WHAT IS NEEDED: Select and copy out every line in the records containing "houses".

Records from a collection of figures:
§ §

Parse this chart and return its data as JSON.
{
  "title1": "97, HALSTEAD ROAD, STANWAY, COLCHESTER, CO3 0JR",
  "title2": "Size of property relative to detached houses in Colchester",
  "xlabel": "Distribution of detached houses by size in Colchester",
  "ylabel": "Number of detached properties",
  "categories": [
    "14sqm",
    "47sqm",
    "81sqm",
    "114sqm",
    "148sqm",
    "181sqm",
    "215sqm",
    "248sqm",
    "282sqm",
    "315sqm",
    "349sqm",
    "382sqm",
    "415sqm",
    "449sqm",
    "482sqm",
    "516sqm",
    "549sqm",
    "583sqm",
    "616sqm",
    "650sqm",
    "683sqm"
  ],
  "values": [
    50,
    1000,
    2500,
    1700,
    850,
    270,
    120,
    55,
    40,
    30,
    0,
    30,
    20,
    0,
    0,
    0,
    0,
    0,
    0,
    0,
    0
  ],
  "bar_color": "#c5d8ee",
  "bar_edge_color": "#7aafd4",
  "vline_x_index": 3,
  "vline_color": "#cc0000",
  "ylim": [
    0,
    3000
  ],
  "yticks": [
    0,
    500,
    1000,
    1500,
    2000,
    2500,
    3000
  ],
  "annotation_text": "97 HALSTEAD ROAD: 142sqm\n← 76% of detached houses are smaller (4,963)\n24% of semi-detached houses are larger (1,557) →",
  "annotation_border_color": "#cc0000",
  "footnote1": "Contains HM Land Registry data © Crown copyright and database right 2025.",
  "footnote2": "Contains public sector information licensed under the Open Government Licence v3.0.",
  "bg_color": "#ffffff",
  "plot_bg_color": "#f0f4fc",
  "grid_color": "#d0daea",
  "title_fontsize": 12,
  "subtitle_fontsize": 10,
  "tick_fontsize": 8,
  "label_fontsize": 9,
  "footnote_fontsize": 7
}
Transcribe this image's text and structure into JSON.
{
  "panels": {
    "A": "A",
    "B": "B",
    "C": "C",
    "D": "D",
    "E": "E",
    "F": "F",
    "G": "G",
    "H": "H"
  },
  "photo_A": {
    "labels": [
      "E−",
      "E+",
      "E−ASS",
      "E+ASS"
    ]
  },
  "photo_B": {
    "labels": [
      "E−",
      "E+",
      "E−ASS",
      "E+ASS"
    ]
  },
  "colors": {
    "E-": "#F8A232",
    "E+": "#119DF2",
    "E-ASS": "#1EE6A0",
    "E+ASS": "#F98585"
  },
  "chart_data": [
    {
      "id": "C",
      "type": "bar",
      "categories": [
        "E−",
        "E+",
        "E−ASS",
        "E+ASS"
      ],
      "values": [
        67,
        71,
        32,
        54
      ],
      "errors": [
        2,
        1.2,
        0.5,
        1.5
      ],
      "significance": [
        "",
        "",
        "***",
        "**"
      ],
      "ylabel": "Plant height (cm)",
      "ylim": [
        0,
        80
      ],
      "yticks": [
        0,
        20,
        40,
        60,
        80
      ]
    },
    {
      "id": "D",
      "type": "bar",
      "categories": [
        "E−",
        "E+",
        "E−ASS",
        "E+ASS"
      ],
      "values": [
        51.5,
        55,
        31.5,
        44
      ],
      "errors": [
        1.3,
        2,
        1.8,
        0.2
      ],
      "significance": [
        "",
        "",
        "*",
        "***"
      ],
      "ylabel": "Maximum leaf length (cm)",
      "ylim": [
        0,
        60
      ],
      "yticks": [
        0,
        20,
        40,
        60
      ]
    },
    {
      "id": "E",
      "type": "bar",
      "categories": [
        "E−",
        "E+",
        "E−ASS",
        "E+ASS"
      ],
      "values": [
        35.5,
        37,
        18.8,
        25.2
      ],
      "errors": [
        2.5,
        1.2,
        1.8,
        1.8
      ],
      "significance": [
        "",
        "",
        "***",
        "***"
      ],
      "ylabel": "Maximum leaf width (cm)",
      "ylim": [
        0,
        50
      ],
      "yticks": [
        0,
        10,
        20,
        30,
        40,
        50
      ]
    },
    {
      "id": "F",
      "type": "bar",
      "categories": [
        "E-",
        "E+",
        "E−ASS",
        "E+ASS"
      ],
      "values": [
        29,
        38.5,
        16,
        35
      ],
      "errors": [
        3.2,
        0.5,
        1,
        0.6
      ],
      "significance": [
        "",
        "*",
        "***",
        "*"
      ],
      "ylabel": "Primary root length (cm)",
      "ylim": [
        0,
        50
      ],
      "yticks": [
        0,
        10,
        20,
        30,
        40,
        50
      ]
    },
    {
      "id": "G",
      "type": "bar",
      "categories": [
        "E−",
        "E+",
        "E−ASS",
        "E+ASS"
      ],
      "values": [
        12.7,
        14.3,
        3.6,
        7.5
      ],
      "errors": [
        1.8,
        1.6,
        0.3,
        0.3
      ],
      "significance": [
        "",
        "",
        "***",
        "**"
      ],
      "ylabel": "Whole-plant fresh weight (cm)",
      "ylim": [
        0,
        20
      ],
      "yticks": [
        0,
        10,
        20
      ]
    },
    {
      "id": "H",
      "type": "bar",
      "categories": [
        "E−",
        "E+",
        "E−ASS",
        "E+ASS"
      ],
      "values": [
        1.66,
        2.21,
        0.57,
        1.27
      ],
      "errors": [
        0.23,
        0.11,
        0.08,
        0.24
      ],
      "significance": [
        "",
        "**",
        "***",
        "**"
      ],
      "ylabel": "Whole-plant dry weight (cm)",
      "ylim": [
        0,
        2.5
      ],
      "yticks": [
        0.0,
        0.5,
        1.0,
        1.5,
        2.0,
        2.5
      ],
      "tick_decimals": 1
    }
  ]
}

§ §

WRITTEN SOLUTION:
  "title2": "Size of property relative to detached houses in Colchester",
  "xlabel": "Distribution of detached houses by size in Colchester",
  "annotation_text": "97 HALSTEAD ROAD: 142sqm\n← 76% of detached houses are smaller (4,963)\n24% of semi-detached houses are larger (1,557) →",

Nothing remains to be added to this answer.